- _EXERCISE PROMPT_
Write the line that includes "Serialize everything readable" and all subsequent lines, exactly as written, and nothing more.

*-*-*

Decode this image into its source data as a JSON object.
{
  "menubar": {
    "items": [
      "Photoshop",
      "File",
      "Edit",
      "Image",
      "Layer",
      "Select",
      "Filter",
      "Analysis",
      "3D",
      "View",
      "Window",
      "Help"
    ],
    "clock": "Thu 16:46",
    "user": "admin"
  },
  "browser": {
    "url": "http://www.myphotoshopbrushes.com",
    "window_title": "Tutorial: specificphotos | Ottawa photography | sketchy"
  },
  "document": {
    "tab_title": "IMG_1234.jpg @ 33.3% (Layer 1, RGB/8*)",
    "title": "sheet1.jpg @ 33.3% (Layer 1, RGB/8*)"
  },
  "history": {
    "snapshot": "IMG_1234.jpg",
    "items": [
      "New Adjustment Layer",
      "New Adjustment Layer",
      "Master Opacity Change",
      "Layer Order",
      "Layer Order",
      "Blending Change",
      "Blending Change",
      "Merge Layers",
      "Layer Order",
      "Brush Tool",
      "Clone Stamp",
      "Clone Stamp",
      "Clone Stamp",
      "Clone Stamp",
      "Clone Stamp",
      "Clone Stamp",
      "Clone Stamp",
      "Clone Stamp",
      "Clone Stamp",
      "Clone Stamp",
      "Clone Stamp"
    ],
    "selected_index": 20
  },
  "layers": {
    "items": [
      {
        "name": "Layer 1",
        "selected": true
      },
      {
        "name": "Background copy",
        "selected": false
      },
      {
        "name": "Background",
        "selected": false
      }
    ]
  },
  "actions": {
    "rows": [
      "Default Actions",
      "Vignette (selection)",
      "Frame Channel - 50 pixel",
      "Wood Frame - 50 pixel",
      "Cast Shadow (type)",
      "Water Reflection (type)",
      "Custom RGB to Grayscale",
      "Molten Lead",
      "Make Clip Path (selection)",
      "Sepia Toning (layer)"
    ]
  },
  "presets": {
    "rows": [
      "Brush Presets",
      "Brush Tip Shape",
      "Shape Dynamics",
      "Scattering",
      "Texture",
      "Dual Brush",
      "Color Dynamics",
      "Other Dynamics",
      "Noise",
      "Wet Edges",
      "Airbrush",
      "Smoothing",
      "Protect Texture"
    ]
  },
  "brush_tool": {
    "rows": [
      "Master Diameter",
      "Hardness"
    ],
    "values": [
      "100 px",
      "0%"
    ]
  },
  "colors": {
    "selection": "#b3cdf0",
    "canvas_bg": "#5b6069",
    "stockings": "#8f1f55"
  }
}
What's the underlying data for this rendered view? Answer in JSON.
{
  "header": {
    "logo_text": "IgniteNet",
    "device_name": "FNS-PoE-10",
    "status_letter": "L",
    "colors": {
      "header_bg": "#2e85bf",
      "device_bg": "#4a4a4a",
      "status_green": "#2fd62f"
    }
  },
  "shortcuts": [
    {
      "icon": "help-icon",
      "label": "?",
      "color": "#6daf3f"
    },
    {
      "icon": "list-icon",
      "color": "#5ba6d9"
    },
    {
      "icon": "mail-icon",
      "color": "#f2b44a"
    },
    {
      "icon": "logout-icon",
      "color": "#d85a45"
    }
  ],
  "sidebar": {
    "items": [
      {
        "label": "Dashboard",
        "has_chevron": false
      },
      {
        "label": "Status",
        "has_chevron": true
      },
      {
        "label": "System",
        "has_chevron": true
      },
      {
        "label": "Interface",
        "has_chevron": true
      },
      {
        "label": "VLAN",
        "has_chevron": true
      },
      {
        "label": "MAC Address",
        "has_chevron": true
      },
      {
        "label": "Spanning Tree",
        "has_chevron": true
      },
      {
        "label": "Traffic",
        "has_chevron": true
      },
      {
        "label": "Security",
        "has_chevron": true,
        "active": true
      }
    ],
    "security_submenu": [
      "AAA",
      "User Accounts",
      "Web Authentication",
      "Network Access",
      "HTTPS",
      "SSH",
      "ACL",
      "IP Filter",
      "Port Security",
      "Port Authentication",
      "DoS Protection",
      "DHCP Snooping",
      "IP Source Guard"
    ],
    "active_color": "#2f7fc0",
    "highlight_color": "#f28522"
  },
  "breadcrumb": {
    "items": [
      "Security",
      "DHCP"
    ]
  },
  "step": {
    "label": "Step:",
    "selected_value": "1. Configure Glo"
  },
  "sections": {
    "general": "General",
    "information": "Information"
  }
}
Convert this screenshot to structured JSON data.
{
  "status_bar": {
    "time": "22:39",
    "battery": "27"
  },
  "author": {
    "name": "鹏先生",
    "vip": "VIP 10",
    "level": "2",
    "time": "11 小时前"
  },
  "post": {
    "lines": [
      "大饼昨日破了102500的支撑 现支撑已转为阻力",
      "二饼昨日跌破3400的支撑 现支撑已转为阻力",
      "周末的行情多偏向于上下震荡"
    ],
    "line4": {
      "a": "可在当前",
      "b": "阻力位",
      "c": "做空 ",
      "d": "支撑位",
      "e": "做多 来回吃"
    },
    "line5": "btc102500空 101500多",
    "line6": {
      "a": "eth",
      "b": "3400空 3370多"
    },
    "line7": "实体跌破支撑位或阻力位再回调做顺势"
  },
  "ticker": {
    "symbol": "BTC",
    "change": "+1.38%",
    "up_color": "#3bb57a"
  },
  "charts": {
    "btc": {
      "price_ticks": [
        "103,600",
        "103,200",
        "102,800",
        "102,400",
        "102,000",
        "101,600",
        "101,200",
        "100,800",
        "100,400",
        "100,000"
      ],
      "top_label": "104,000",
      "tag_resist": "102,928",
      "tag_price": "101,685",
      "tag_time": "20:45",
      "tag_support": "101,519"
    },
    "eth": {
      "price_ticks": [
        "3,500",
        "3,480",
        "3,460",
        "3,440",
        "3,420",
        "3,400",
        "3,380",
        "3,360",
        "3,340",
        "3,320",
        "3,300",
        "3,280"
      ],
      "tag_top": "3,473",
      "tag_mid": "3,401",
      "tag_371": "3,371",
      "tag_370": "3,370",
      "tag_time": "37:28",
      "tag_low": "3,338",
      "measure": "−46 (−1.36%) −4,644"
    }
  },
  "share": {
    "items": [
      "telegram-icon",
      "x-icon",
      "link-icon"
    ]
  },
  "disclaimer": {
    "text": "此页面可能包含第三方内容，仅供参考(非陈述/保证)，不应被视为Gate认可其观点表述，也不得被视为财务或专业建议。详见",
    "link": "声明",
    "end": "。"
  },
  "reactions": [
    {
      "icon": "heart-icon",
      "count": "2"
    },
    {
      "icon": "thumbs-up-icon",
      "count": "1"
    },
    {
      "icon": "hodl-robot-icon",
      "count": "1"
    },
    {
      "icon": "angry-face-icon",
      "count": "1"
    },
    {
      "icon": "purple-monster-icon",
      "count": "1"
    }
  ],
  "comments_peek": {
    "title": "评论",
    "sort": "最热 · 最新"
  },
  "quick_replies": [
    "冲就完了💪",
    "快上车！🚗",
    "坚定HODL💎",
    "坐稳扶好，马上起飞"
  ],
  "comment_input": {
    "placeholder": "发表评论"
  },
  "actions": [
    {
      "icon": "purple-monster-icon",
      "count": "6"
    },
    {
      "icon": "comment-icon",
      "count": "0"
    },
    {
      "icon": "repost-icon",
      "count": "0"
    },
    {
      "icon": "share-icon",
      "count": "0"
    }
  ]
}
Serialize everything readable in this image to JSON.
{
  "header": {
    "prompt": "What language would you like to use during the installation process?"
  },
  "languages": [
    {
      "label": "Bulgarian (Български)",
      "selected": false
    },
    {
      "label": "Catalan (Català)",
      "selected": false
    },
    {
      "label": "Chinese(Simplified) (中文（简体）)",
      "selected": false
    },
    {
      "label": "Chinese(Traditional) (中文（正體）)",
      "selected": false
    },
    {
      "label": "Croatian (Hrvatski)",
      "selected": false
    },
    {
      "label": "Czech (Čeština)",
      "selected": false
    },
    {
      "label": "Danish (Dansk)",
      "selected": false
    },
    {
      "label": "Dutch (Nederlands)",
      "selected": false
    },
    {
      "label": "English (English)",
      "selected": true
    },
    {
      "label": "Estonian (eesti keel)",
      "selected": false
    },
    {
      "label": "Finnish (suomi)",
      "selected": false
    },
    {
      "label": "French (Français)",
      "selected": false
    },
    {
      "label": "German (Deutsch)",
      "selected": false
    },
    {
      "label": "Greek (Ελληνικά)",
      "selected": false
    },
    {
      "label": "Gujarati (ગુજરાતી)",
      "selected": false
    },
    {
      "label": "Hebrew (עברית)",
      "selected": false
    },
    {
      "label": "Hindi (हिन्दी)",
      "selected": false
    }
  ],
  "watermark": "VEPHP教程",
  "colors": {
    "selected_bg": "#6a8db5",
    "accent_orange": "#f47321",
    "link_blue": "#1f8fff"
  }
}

*-*-*

- _EXERCISE RESPONSE_
Serialize everything readable in this image to JSON.
{
  "header": {
    "prompt": "What language would you like to use during the installation process?"
  },
  "languages": [
    {
      "label": "Bulgarian (Български)",
      "selected": false
    },
    {
      "label": "Catalan (Català)",
      "selected": false
    },
    {
      "label": "Chinese(Simplified) (中文（简体）)",
      "selected": false
    },
    {
      "label": "Chinese(Traditional) (中文（正體）)",
      "selected": false
    },
    {
      "label": "Croatian (Hrvatski)",
      "selected": false
    },
    {
      "label": "Czech (Čeština)",
      "selected": false
    },
    {
      "label": "Danish (Dansk)",
      "selected": false
    },
    {
      "label": "Dutch (Nederlands)",
      "selected": false
    },
    {
      "label": "English (English)",
      "selected": true
    },
    {
      "label": "Estonian (eesti keel)",
      "selected": false
    },
    {
      "label": "Finnish (suomi)",
      "selected": false
    },
    {
      "label": "French (Français)",
      "selected": false
    },
    {
      "label": "German (Deutsch)",
      "selected": false
    },
    {
      "label": "Greek (Ελληνικά)",
      "selected": false
    },
    {
      "label": "Gujarati (ગુજરાતી)",
      "selected": false
    },
    {
      "label": "Hebrew (עברית)",
      "selected": false
    },
    {
      "label": "Hindi (हिन्दी)",
      "selected": false
    }
  ],
  "watermark": "VEPHP教程",
  "colors": {
    "selected_bg": "#6a8db5",
    "accent_orange": "#f47321",
    "link_blue": "#1f8fff"
  }
}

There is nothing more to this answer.